Data tied to figure images:
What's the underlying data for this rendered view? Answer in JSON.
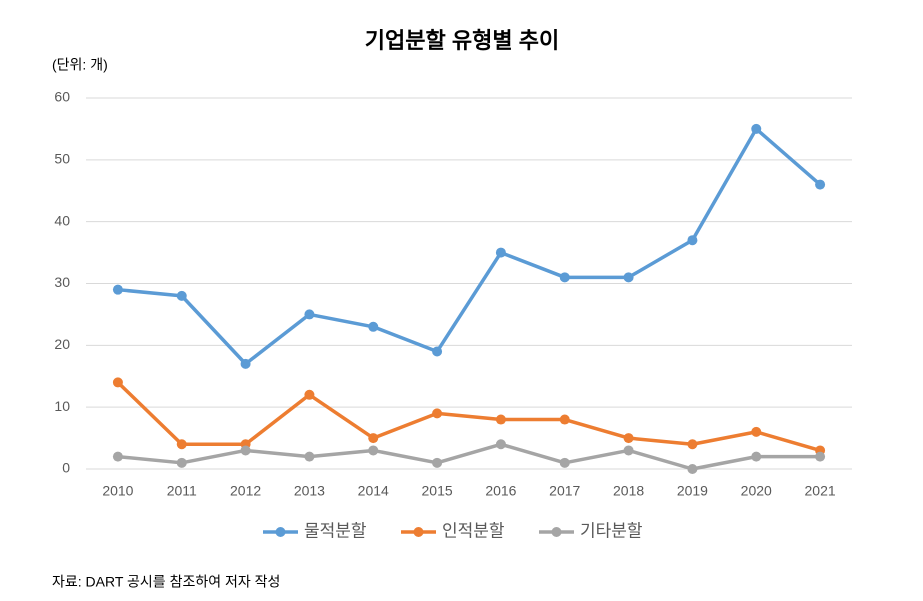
{
  "chart_data": {
    "type": "line",
    "title": "기업분할 유형별 추이",
    "unit_note": "(단위: 개)",
    "source": "자료:  DART 공시를 참조하여 저자 작성",
    "categories": [
      "2010",
      "2011",
      "2012",
      "2013",
      "2014",
      "2015",
      "2016",
      "2017",
      "2018",
      "2019",
      "2020",
      "2021"
    ],
    "series": [
      {
        "name": "물적분할",
        "color": "#5b9bd5",
        "values": [
          29,
          28,
          17,
          25,
          23,
          19,
          35,
          31,
          31,
          37,
          55,
          46
        ]
      },
      {
        "name": "인적분할",
        "color": "#ed7d31",
        "values": [
          14,
          4,
          4,
          12,
          5,
          9,
          8,
          8,
          5,
          4,
          6,
          3
        ]
      },
      {
        "name": "기타분할",
        "color": "#a5a5a5",
        "values": [
          2,
          1,
          3,
          2,
          3,
          1,
          4,
          1,
          3,
          0,
          2,
          2
        ]
      }
    ],
    "ylim": [
      0,
      60
    ],
    "yticks": [
      0,
      10,
      20,
      30,
      40,
      50,
      60
    ],
    "grid": true,
    "legend": "bottom"
  }
}
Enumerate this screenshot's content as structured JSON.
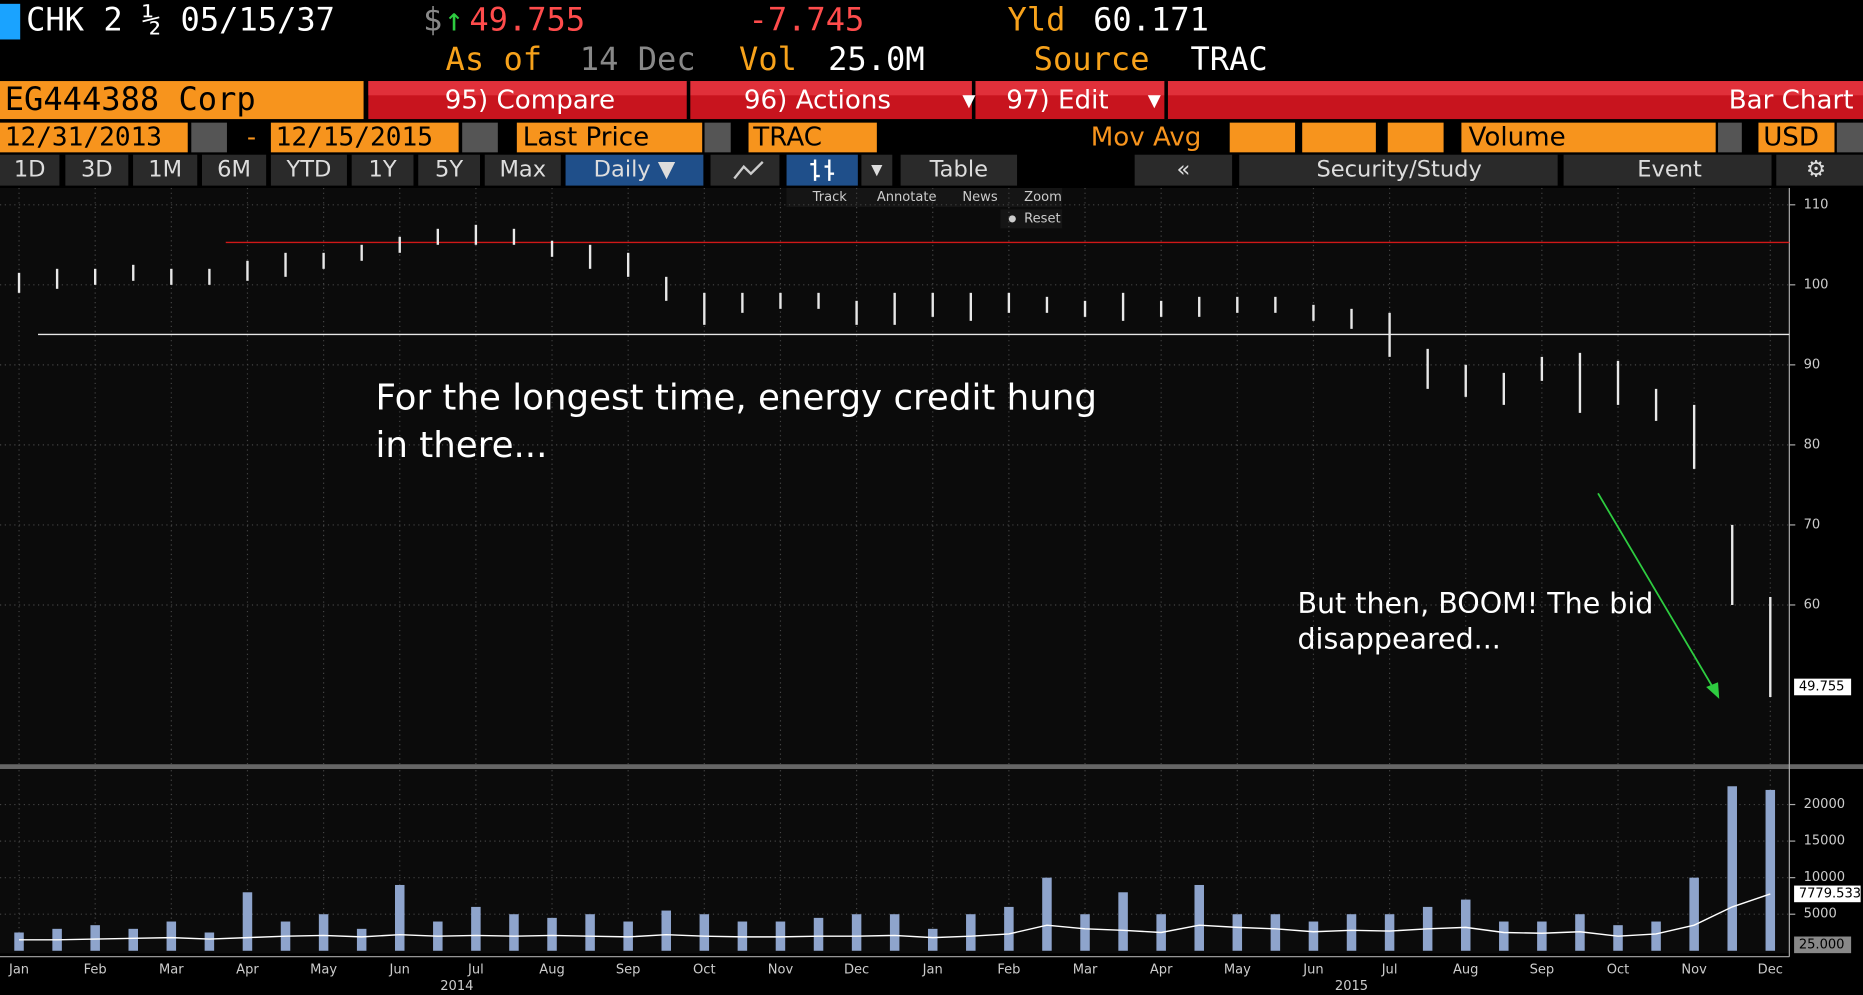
{
  "header": {
    "security": "CHK 2 ½ 05/15/37",
    "currency": "$",
    "arrow": "↑",
    "price": "49.755",
    "change": "-7.745",
    "yield_label": "Yld",
    "yield": "60.171",
    "as_of_label": "As of",
    "as_of": "14 Dec",
    "vol_label": "Vol",
    "vol": "25.0M",
    "source_label": "Source",
    "source": "TRAC"
  },
  "toolbar": {
    "id": "EG444388 Corp",
    "buttons": [
      "95) Compare",
      "96) Actions",
      "97) Edit"
    ],
    "view": "Bar Chart"
  },
  "settings": {
    "start": "12/31/2013",
    "dash": "-",
    "end": "12/15/2015",
    "field": "Last Price",
    "source": "TRAC",
    "mov_avg": "Mov Avg",
    "lower": "Volume",
    "currency": "USD"
  },
  "tabs": [
    "1D",
    "3D",
    "1M",
    "6M",
    "YTD",
    "1Y",
    "5Y",
    "Max"
  ],
  "period": "Daily ▼",
  "table": "Table",
  "collapse": "«",
  "study": "Security/Study",
  "event": "Event",
  "tools": [
    "Track",
    "Annotate",
    "News",
    "Zoom"
  ],
  "reset": "Reset",
  "chart_data": {
    "type": "hilo",
    "categories": [
      "Jan",
      null,
      "Feb",
      null,
      "Mar",
      null,
      "Apr",
      null,
      "May",
      null,
      "Jun",
      null,
      "Jul",
      null,
      "Aug",
      null,
      "Sep",
      null,
      "Oct",
      null,
      "Nov",
      null,
      "Dec",
      null,
      "Jan",
      null,
      "Feb",
      null,
      "Mar",
      null,
      "Apr",
      null,
      "May",
      null,
      "Jun",
      null,
      "Jul",
      null,
      "Aug",
      null,
      "Sep",
      null,
      "Oct",
      null,
      "Nov",
      null,
      "Dec"
    ],
    "years": [
      "2014",
      "2015"
    ],
    "highs": [
      101.5,
      102,
      102,
      102.5,
      102,
      102,
      103,
      104,
      104,
      105,
      106,
      107,
      107.5,
      107,
      105.5,
      105,
      104,
      101,
      99,
      99,
      99,
      99,
      98,
      99,
      99,
      99,
      99,
      98.5,
      98,
      99,
      98,
      98.5,
      98.5,
      98.5,
      97.5,
      97,
      96.5,
      92,
      90,
      89,
      91,
      91.5,
      90.5,
      87,
      85,
      70,
      61
    ],
    "lows": [
      99,
      99.5,
      100,
      100.5,
      100,
      100,
      100.5,
      101,
      102,
      103,
      104,
      105,
      105,
      105,
      103.5,
      102,
      101,
      98,
      95,
      96.5,
      97,
      97,
      95,
      95,
      96,
      95.5,
      96.5,
      96.5,
      96,
      95.5,
      96,
      96,
      96.5,
      96.5,
      95.5,
      94.5,
      91,
      87,
      86,
      85,
      88,
      84,
      85,
      83,
      77,
      60,
      48.5
    ],
    "color": "#e8e8e8",
    "ylim": [
      40.1,
      112.1
    ],
    "yticks": [
      60,
      70,
      80,
      90,
      100,
      110
    ],
    "last_price": 49.755,
    "levels": [
      {
        "value": 105.3,
        "color": "#d01818"
      },
      {
        "value": 93.8,
        "color": "#e8e8e8"
      }
    ],
    "volume": {
      "values": [
        2500,
        3000,
        3500,
        3000,
        4000,
        2500,
        8000,
        4000,
        5000,
        3000,
        9000,
        4000,
        6000,
        5000,
        4500,
        5000,
        4000,
        5500,
        5000,
        4000,
        4000,
        4500,
        5000,
        5000,
        3000,
        5000,
        6000,
        10000,
        5000,
        8000,
        5000,
        9000,
        5000,
        5000,
        4000,
        5000,
        5000,
        6000,
        7000,
        4000,
        4000,
        5000,
        3500,
        4000,
        10000,
        22500,
        22000
      ],
      "color": "#8ea4cc",
      "moving_average": [
        1500,
        1500,
        1600,
        1700,
        1800,
        1600,
        1800,
        2000,
        2100,
        1900,
        2200,
        2000,
        2100,
        2000,
        2100,
        2000,
        1900,
        2200,
        2000,
        1900,
        1900,
        2000,
        2000,
        2100,
        1800,
        2000,
        2300,
        3500,
        3000,
        2800,
        2500,
        3500,
        3200,
        3000,
        2600,
        2800,
        2700,
        3000,
        3200,
        2500,
        2400,
        2600,
        2000,
        2300,
        3500,
        6000,
        7779.533
      ],
      "ma_color": "#ffffff",
      "last_volume": "25.000",
      "ylim": [
        0,
        24700
      ],
      "yticks": [
        5000,
        10000,
        15000,
        20000
      ]
    },
    "grid": true,
    "annotations": [
      [
        "For the longest time, energy credit hung",
        "in there..."
      ],
      [
        "But then, BOOM!  The bid",
        "disappeared..."
      ]
    ]
  }
}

§ AIM OF THE TASK: Omit every picture, then reproduce the rest of the listing exactly.

§ FULL ANSWER:
What's the underlying data for this rendered view? Answer in JSON.
{
  "chart_data": {
    "type": "line",
    "title": "기업분할 유형별 추이",
    "unit_note": "(단위: 개)",
    "source": "자료:  DART 공시를 참조하여 저자 작성",
    "categories": [
      "2010",
      "2011",
      "2012",
      "2013",
      "2014",
      "2015",
      "2016",
      "2017",
      "2018",
      "2019",
      "2020",
      "2021"
    ],
    "series": [
      {
        "name": "물적분할",
        "color": "#5b9bd5",
        "values": [
          29,
          28,
          17,
          25,
          23,
          19,
          35,
          31,
          31,
          37,
          55,
          46
        ]
      },
      {
        "name": "인적분할",
        "color": "#ed7d31",
        "values": [
          14,
          4,
          4,
          12,
          5,
          9,
          8,
          8,
          5,
          4,
          6,
          3
        ]
      },
      {
        "name": "기타분할",
        "color": "#a5a5a5",
        "values": [
          2,
          1,
          3,
          2,
          3,
          1,
          4,
          1,
          3,
          0,
          2,
          2
        ]
      }
    ],
    "ylim": [
      0,
      60
    ],
    "yticks": [
      0,
      10,
      20,
      30,
      40,
      50,
      60
    ],
    "grid": true,
    "legend": "bottom"
  }
}
Enumerate this screenshot's content as structured JSON.
{
  "header": {
    "security": "CHK 2 ½ 05/15/37",
    "currency": "$",
    "arrow": "↑",
    "price": "49.755",
    "change": "-7.745",
    "yield_label": "Yld",
    "yield": "60.171",
    "as_of_label": "As of",
    "as_of": "14 Dec",
    "vol_label": "Vol",
    "vol": "25.0M",
    "source_label": "Source",
    "source": "TRAC"
  },
  "toolbar": {
    "id": "EG444388 Corp",
    "buttons": [
      "95) Compare",
      "96) Actions",
      "97) Edit"
    ],
    "view": "Bar Chart"
  },
  "settings": {
    "start": "12/31/2013",
    "dash": "-",
    "end": "12/15/2015",
    "field": "Last Price",
    "source": "TRAC",
    "mov_avg": "Mov Avg",
    "lower": "Volume",
    "currency": "USD"
  },
  "tabs": [
    "1D",
    "3D",
    "1M",
    "6M",
    "YTD",
    "1Y",
    "5Y",
    "Max"
  ],
  "period": "Daily ▼",
  "table": "Table",
  "collapse": "«",
  "study": "Security/Study",
  "event": "Event",
  "tools": [
    "Track",
    "Annotate",
    "News",
    "Zoom"
  ],
  "reset": "Reset",
  "chart_data": {
    "type": "hilo",
    "categories": [
      "Jan",
      null,
      "Feb",
      null,
      "Mar",
      null,
      "Apr",
      null,
      "May",
      null,
      "Jun",
      null,
      "Jul",
      null,
      "Aug",
      null,
      "Sep",
      null,
      "Oct",
      null,
      "Nov",
      null,
      "Dec",
      null,
      "Jan",
      null,
      "Feb",
      null,
      "Mar",
      null,
      "Apr",
      null,
      "May",
      null,
      "Jun",
      null,
      "Jul",
      null,
      "Aug",
      null,
      "Sep",
      null,
      "Oct",
      null,
      "Nov",
      null,
      "Dec"
    ],
    "years": [
      "2014",
      "2015"
    ],
    "highs": [
      101.5,
      102,
      102,
      102.5,
      102,
      102,
      103,
      104,
      104,
      105,
      106,
      107,
      107.5,
      107,
      105.5,
      105,
      104,
      101,
      99,
      99,
      99,
      99,
      98,
      99,
      99,
      99,
      99,
      98.5,
      98,
      99,
      98,
      98.5,
      98.5,
      98.5,
      97.5,
      97,
      96.5,
      92,
      90,
      89,
      91,
      91.5,
      90.5,
      87,
      85,
      70,
      61
    ],
    "lows": [
      99,
      99.5,
      100,
      100.5,
      100,
      100,
      100.5,
      101,
      102,
      103,
      104,
      105,
      105,
      105,
      103.5,
      102,
      101,
      98,
      95,
      96.5,
      97,
      97,
      95,
      95,
      96,
      95.5,
      96.5,
      96.5,
      96,
      95.5,
      96,
      96,
      96.5,
      96.5,
      95.5,
      94.5,
      91,
      87,
      86,
      85,
      88,
      84,
      85,
      83,
      77,
      60,
      48.5
    ],
    "color": "#e8e8e8",
    "ylim": [
      40.1,
      112.1
    ],
    "yticks": [
      60,
      70,
      80,
      90,
      100,
      110
    ],
    "last_price": 49.755,
    "levels": [
      {
        "value": 105.3,
        "color": "#d01818"
      },
      {
        "value": 93.8,
        "color": "#e8e8e8"
      }
    ],
    "volume": {
      "values": [
        2500,
        3000,
        3500,
        3000,
        4000,
        2500,
        8000,
        4000,
        5000,
        3000,
        9000,
        4000,
        6000,
        5000,
        4500,
        5000,
        4000,
        5500,
        5000,
        4000,
        4000,
        4500,
        5000,
        5000,
        3000,
        5000,
        6000,
        10000,
        5000,
        8000,
        5000,
        9000,
        5000,
        5000,
        4000,
        5000,
        5000,
        6000,
        7000,
        4000,
        4000,
        5000,
        3500,
        4000,
        10000,
        22500,
        22000
      ],
      "color": "#8ea4cc",
      "moving_average": [
        1500,
        1500,
        1600,
        1700,
        1800,
        1600,
        1800,
        2000,
        2100,
        1900,
        2200,
        2000,
        2100,
        2000,
        2100,
        2000,
        1900,
        2200,
        2000,
        1900,
        1900,
        2000,
        2000,
        2100,
        1800,
        2000,
        2300,
        3500,
        3000,
        2800,
        2500,
        3500,
        3200,
        3000,
        2600,
        2800,
        2700,
        3000,
        3200,
        2500,
        2400,
        2600,
        2000,
        2300,
        3500,
        6000,
        7779.533
      ],
      "ma_color": "#ffffff",
      "last_volume": "25.000",
      "ylim": [
        0,
        24700
      ],
      "yticks": [
        5000,
        10000,
        15000,
        20000
      ]
    },
    "grid": true,
    "annotations": [
      [
        "For the longest time, energy credit hung",
        "in there..."
      ],
      [
        "But then, BOOM!  The bid",
        "disappeared..."
      ]
    ]
  }
}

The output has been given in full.